### Given problem
Of the lines in this material, how many contain "text"? Answer with a single number only.

### Data to use
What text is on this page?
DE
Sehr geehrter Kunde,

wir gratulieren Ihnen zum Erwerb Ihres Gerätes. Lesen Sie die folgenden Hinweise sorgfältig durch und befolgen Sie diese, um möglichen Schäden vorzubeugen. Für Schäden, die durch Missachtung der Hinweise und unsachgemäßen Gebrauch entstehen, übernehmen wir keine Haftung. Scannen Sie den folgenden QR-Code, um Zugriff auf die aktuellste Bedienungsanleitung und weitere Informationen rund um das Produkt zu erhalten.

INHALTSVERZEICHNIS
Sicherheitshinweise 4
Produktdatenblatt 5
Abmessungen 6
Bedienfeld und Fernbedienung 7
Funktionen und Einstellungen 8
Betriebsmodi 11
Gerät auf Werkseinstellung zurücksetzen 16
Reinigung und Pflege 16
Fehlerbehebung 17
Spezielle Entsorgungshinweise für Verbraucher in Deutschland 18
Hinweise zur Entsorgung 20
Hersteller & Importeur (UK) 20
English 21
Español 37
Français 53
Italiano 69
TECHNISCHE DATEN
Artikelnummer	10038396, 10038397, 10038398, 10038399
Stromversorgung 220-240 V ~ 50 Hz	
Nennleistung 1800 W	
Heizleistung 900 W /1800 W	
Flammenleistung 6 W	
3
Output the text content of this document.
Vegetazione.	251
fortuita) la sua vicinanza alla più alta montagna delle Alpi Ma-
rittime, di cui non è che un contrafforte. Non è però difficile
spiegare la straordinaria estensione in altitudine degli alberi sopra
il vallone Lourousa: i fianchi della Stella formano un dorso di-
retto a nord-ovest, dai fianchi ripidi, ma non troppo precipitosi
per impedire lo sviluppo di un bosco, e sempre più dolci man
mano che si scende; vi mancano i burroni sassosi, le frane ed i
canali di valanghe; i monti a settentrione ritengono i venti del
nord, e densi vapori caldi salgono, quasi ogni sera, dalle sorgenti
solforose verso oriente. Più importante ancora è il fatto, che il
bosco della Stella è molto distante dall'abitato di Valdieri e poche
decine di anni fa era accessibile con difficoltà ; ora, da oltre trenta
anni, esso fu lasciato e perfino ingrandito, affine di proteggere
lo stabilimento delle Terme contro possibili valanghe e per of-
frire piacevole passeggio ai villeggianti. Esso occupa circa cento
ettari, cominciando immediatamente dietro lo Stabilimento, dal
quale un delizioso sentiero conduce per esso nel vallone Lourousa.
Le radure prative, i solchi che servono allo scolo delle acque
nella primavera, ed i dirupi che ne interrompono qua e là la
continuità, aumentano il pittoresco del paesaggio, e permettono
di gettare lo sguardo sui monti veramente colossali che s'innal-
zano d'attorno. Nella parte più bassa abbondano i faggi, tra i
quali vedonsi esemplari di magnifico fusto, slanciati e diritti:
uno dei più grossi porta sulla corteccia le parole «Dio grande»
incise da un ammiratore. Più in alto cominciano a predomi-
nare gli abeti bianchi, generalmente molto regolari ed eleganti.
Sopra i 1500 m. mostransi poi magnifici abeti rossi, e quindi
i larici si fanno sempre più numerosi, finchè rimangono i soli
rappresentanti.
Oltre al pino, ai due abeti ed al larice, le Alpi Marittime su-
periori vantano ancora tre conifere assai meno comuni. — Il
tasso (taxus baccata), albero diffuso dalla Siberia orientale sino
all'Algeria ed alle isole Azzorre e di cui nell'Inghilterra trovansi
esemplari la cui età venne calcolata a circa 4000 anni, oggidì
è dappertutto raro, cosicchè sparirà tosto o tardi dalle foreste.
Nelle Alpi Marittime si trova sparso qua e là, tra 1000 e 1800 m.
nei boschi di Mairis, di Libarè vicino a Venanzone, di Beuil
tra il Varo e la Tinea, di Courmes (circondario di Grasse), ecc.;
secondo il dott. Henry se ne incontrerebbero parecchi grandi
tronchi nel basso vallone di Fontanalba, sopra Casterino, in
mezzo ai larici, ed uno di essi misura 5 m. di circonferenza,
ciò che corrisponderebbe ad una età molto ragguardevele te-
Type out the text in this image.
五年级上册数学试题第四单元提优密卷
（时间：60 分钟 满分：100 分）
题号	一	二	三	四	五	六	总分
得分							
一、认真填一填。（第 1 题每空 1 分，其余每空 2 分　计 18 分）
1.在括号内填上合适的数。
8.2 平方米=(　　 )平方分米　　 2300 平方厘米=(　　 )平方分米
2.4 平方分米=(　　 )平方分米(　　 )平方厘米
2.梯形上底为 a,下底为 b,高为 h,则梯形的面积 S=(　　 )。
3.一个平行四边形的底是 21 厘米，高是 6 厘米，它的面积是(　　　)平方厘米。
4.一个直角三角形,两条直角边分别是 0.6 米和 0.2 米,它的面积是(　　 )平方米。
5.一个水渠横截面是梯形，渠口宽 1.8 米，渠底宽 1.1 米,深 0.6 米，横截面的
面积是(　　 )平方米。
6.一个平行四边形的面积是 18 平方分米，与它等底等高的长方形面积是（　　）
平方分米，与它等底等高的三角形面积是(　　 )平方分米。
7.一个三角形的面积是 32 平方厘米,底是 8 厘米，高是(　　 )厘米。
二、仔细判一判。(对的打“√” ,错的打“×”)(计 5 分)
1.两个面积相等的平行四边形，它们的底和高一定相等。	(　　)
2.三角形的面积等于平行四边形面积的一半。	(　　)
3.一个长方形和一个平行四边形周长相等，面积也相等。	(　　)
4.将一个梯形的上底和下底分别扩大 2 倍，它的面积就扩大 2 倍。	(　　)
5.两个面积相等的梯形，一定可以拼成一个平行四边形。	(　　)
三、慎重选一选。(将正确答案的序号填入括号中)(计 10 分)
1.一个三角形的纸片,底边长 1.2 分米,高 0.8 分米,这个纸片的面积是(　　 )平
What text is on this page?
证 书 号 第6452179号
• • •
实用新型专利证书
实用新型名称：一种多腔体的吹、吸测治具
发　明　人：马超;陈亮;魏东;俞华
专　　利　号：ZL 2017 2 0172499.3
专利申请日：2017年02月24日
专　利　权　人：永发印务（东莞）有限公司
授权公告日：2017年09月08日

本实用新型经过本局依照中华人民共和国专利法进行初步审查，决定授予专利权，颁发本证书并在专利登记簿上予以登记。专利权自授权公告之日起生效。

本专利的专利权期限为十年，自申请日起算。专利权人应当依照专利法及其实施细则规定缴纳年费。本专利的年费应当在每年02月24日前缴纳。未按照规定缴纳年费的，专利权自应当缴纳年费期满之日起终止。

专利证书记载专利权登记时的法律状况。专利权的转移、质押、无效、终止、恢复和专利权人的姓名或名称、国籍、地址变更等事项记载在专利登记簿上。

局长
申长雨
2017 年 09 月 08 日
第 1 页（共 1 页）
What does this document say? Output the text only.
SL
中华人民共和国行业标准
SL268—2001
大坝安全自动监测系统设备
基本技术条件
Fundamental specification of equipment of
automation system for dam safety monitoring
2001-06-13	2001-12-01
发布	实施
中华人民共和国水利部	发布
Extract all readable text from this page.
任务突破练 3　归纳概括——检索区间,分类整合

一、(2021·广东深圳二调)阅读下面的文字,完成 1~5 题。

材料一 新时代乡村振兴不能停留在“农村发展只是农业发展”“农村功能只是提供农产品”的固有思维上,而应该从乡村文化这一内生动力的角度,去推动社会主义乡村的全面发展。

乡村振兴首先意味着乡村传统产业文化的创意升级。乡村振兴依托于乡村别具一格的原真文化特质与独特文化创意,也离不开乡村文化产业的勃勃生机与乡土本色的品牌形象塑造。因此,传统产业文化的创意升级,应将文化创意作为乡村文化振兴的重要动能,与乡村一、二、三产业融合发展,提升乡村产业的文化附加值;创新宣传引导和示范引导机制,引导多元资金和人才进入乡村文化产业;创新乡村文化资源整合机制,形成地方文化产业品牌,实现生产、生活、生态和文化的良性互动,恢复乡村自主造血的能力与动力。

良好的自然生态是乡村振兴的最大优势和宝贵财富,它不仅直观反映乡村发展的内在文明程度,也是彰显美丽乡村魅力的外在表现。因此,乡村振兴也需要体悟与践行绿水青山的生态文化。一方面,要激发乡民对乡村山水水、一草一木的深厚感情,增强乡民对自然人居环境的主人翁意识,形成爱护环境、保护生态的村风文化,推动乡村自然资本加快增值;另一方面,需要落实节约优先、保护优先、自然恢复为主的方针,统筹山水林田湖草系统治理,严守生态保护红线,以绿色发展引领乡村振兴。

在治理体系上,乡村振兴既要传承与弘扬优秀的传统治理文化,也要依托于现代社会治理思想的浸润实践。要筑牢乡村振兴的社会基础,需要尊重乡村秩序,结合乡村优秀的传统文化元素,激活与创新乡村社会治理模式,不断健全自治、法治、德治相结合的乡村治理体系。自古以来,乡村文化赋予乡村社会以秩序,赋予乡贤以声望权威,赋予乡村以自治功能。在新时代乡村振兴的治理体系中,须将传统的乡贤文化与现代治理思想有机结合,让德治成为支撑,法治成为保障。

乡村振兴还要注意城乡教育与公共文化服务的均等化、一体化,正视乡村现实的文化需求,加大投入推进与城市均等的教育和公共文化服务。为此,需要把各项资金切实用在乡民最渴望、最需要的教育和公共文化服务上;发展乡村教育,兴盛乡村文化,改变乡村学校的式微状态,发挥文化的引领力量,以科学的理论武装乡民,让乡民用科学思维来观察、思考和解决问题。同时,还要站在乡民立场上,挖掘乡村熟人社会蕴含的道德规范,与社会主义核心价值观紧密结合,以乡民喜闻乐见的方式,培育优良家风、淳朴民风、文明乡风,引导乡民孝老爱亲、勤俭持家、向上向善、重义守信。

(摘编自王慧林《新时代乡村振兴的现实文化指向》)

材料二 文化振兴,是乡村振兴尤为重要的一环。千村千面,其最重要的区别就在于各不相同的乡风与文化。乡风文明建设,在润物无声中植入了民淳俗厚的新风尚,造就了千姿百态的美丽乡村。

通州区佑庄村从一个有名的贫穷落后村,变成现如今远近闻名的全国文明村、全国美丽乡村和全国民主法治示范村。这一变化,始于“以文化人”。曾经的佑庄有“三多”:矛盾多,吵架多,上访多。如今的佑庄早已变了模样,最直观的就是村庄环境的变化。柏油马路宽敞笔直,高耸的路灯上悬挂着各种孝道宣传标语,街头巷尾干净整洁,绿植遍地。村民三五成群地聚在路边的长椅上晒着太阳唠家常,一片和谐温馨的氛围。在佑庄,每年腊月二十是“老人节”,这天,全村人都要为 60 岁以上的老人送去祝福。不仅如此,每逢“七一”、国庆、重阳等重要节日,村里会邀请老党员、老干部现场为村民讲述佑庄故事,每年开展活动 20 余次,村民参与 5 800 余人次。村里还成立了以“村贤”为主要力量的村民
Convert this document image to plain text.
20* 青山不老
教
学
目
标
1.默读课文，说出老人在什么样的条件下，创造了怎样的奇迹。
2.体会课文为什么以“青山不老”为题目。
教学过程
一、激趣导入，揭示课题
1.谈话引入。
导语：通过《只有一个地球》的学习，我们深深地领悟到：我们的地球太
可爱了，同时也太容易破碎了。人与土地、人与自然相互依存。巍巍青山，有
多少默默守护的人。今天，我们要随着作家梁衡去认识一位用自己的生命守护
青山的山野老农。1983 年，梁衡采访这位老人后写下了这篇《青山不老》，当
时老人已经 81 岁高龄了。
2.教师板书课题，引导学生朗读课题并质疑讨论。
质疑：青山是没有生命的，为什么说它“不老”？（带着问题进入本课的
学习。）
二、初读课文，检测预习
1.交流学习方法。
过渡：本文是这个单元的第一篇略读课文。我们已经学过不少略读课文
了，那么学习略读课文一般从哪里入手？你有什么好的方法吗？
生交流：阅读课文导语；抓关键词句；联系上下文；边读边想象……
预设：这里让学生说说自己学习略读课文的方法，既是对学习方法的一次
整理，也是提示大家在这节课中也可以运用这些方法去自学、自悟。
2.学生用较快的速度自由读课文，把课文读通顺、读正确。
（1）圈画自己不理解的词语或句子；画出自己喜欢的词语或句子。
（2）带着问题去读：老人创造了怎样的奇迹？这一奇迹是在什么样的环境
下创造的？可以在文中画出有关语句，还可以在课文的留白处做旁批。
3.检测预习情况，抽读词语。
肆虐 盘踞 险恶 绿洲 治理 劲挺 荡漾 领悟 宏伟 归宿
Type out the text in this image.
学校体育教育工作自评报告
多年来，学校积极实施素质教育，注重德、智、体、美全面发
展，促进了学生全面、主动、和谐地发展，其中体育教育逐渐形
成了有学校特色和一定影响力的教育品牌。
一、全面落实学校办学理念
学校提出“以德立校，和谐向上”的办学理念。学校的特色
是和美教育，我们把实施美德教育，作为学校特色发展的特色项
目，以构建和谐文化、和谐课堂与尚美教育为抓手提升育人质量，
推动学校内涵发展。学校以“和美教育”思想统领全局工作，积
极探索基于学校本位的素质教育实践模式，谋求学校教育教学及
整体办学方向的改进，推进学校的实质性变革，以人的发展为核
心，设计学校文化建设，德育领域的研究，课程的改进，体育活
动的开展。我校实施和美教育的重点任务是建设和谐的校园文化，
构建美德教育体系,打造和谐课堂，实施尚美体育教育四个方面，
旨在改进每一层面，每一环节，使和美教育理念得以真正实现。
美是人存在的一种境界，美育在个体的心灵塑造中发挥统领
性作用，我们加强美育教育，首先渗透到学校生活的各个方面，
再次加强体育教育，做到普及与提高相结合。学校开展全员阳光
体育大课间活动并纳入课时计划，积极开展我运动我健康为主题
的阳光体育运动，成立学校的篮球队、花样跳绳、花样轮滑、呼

### Exercise answer
8